### Set exercise
Narrow the data below down to the lines containing "ylabel".

Figure contents as structured data
════

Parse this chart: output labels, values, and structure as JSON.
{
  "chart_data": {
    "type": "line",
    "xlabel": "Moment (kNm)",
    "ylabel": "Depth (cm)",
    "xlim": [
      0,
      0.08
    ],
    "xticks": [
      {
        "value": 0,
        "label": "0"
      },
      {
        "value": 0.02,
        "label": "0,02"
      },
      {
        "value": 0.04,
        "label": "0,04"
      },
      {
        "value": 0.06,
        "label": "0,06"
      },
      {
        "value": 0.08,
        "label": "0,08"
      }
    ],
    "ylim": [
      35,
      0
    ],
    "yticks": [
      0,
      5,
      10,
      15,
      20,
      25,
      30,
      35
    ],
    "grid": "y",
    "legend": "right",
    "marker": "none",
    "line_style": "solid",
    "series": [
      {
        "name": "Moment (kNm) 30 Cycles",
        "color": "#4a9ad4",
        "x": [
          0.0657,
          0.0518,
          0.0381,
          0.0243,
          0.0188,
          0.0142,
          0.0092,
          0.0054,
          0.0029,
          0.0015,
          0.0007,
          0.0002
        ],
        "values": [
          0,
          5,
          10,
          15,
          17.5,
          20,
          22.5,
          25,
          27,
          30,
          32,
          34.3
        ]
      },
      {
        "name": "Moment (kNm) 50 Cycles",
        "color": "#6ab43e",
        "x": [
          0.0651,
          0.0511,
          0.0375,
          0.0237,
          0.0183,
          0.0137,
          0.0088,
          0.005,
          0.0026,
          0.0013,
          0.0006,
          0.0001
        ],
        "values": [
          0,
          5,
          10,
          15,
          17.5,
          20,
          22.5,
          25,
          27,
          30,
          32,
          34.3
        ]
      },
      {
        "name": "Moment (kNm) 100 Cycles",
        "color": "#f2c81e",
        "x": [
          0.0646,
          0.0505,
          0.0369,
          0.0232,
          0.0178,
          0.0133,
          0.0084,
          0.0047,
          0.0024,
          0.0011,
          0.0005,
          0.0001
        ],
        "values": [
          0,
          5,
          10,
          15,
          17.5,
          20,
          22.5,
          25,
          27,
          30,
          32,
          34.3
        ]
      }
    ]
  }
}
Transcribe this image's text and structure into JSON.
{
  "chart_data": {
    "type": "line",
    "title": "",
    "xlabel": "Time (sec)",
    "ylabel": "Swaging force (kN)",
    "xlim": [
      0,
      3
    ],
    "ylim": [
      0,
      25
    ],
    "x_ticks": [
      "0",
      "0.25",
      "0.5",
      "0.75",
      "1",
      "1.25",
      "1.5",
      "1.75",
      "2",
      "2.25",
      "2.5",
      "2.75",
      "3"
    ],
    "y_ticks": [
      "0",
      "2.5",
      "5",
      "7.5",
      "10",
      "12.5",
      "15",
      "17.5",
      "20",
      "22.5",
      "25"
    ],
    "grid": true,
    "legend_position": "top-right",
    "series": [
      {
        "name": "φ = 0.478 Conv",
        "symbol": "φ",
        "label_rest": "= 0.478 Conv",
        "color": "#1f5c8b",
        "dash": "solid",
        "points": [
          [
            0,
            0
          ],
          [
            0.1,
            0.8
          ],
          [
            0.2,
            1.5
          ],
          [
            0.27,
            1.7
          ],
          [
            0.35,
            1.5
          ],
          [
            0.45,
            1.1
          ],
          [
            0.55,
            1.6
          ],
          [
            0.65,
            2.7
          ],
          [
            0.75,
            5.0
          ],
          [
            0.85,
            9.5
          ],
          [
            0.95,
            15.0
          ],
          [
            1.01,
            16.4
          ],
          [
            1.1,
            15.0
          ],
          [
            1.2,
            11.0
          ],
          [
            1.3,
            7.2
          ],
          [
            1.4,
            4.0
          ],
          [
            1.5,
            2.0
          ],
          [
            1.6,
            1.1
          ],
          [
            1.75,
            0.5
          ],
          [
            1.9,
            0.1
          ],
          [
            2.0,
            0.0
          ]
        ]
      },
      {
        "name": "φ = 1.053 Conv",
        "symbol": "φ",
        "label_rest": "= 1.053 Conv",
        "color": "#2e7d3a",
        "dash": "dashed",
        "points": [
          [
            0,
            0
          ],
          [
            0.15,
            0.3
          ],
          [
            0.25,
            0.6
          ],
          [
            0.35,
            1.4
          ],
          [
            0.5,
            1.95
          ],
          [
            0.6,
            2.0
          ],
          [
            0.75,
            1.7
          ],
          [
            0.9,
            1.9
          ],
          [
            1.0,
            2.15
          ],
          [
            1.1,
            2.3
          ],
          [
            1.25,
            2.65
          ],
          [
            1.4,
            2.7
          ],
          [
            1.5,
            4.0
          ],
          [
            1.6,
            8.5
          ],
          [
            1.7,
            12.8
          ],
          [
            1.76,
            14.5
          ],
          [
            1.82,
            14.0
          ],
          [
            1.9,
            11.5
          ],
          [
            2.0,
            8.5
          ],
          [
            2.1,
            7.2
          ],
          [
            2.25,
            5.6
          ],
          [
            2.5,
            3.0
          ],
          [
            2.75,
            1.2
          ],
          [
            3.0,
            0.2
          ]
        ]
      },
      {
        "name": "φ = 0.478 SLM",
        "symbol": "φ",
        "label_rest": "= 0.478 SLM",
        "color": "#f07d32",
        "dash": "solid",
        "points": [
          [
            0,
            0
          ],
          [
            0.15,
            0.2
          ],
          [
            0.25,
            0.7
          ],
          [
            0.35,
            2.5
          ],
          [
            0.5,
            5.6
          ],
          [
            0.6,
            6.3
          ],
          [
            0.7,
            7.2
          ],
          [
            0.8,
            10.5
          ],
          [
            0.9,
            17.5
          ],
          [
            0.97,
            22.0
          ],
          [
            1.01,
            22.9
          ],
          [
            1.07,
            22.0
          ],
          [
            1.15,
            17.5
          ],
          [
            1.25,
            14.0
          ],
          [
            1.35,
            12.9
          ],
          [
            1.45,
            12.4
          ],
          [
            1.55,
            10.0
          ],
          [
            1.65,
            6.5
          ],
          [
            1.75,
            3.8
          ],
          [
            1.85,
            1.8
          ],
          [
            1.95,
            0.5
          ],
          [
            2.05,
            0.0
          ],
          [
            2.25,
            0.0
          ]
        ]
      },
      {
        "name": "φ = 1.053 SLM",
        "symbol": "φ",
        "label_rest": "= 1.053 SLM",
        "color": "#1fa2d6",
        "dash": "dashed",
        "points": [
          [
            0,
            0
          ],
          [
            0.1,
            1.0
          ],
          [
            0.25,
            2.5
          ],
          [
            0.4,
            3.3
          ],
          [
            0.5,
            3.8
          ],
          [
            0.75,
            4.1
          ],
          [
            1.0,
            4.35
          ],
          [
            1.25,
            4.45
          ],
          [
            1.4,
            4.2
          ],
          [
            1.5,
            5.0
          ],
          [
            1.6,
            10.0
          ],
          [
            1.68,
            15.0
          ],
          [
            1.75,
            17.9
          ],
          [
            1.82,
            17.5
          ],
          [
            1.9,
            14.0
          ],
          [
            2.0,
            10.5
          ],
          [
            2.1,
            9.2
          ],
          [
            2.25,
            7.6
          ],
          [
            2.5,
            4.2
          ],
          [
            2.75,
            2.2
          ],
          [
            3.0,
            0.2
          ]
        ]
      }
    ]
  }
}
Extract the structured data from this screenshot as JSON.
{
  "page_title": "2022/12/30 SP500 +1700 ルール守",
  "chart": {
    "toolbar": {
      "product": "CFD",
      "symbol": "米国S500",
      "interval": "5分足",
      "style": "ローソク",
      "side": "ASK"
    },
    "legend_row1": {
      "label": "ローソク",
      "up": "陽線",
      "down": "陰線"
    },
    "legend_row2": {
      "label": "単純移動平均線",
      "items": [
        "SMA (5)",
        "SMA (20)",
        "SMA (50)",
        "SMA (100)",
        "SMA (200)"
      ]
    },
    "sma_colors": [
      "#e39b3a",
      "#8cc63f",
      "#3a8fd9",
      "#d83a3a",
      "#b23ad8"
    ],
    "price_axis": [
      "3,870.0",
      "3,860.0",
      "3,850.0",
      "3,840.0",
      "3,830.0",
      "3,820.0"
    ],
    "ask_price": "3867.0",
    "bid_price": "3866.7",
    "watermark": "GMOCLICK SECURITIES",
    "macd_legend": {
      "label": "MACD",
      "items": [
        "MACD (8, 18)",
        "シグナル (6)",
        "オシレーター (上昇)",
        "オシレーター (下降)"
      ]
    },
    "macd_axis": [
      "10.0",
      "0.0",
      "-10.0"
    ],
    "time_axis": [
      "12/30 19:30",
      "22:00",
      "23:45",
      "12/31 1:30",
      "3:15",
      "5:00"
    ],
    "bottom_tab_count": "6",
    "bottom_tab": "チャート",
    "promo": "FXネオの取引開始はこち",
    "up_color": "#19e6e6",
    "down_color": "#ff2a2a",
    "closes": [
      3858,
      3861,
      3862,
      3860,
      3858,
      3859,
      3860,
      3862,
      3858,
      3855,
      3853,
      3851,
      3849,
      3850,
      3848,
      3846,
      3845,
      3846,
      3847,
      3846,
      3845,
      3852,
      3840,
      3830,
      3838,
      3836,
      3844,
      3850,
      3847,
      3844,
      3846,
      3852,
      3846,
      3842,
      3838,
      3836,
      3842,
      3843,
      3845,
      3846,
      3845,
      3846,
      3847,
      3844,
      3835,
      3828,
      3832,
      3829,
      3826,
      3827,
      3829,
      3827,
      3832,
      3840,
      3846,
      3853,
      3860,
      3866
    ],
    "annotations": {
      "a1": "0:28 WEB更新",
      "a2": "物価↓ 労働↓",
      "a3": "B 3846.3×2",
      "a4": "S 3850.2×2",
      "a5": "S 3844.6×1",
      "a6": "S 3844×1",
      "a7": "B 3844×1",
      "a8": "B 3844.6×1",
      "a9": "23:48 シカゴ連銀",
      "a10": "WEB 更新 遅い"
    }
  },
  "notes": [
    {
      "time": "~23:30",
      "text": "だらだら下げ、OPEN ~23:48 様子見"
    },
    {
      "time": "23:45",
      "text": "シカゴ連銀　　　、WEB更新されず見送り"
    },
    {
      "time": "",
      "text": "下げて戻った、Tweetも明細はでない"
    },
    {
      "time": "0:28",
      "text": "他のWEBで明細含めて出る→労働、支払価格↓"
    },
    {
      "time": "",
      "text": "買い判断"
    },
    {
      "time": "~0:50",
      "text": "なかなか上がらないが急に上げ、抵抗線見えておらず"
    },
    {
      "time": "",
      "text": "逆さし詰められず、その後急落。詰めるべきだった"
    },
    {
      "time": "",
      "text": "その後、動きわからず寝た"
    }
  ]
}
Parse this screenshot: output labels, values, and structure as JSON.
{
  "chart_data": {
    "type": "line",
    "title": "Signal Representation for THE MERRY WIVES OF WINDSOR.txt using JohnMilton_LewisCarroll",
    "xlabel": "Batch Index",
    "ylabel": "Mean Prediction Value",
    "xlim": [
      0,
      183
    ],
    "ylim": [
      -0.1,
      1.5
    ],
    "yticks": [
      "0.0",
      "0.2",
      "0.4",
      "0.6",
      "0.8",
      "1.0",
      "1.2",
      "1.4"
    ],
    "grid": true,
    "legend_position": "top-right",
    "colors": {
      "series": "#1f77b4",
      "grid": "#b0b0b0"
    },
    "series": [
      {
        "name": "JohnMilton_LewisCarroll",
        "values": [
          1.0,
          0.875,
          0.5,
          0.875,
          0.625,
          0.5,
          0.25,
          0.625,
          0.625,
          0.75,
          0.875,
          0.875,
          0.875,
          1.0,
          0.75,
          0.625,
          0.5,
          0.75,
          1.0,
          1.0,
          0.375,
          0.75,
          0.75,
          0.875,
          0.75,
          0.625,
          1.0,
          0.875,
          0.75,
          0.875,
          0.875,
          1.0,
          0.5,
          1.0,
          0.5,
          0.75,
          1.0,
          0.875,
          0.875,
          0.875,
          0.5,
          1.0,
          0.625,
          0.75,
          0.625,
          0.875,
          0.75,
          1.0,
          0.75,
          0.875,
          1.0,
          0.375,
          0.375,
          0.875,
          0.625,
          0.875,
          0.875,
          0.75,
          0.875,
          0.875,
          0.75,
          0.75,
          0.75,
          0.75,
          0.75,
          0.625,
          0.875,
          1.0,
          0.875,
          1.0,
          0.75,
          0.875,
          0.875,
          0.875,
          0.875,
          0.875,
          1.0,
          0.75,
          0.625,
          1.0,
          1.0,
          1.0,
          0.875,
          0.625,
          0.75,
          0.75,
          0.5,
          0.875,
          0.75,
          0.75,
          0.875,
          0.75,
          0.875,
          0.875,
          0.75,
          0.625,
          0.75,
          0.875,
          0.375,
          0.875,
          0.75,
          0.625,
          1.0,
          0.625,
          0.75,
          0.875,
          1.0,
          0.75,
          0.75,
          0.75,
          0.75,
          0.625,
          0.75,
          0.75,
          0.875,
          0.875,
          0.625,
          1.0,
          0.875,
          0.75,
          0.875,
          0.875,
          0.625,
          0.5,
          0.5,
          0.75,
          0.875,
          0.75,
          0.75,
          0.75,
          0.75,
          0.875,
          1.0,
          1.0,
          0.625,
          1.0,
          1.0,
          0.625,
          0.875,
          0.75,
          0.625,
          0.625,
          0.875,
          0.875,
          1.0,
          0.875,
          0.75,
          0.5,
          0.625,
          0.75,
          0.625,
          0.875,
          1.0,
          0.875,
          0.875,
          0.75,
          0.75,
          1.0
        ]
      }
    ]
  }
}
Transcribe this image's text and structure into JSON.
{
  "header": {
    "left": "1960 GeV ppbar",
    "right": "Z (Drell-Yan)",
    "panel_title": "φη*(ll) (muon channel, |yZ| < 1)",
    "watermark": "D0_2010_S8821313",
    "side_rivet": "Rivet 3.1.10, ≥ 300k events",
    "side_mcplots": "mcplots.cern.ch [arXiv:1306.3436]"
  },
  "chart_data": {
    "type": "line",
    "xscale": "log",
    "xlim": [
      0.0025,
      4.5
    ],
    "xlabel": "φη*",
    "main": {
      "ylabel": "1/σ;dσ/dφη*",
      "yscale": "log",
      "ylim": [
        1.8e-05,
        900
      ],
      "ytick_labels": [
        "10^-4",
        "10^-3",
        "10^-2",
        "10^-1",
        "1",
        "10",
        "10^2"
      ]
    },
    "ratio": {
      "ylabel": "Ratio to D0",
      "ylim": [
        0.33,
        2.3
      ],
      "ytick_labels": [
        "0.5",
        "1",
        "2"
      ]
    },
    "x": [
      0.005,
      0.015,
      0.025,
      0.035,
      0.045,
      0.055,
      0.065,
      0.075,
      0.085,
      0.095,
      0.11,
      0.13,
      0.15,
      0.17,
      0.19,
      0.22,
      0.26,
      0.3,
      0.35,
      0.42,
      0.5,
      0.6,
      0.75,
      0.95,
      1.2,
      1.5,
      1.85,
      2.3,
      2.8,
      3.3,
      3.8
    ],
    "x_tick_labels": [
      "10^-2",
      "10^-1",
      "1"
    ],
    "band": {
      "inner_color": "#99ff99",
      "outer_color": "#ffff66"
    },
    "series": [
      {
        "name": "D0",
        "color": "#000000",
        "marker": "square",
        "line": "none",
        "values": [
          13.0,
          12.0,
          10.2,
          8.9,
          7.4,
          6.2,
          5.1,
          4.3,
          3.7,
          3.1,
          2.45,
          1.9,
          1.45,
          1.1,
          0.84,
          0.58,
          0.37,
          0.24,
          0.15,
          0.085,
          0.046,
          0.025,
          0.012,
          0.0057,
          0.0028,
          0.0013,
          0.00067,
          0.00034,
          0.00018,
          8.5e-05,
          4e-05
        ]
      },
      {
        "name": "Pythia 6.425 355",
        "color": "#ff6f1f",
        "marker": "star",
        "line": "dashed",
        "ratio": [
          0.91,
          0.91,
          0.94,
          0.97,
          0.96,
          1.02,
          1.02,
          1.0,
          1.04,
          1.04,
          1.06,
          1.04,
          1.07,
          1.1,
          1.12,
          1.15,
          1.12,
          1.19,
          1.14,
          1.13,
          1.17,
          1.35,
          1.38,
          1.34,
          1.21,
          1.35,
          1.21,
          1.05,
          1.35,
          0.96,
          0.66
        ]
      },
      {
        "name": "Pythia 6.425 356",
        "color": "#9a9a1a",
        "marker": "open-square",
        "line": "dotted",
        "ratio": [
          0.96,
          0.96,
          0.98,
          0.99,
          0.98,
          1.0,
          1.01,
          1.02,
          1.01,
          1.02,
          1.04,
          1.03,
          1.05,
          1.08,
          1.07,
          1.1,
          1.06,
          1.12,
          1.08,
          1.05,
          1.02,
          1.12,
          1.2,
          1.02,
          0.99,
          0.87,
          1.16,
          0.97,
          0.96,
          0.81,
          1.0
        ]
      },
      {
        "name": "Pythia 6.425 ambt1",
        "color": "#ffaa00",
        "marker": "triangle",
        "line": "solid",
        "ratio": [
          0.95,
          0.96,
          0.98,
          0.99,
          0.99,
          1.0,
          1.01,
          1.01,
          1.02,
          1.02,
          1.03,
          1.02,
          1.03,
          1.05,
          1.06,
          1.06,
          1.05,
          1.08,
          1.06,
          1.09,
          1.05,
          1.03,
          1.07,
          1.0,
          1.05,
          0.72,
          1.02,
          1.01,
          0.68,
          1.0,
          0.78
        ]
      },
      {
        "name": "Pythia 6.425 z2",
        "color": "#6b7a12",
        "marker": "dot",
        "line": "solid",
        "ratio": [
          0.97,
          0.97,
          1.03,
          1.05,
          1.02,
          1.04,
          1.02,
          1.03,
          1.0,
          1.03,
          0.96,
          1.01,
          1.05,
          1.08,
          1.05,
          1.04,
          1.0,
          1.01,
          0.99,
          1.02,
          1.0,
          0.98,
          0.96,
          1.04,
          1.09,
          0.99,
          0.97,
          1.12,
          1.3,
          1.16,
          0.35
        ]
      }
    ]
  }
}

════

### Output below
    "ylabel": "Depth (cm)",
    "ylabel": "Swaging force (kN)",
    "ylabel": "Mean Prediction Value",
      "ylabel": "1/σ;dσ/dφη*",
      "ylabel": "Ratio to D0",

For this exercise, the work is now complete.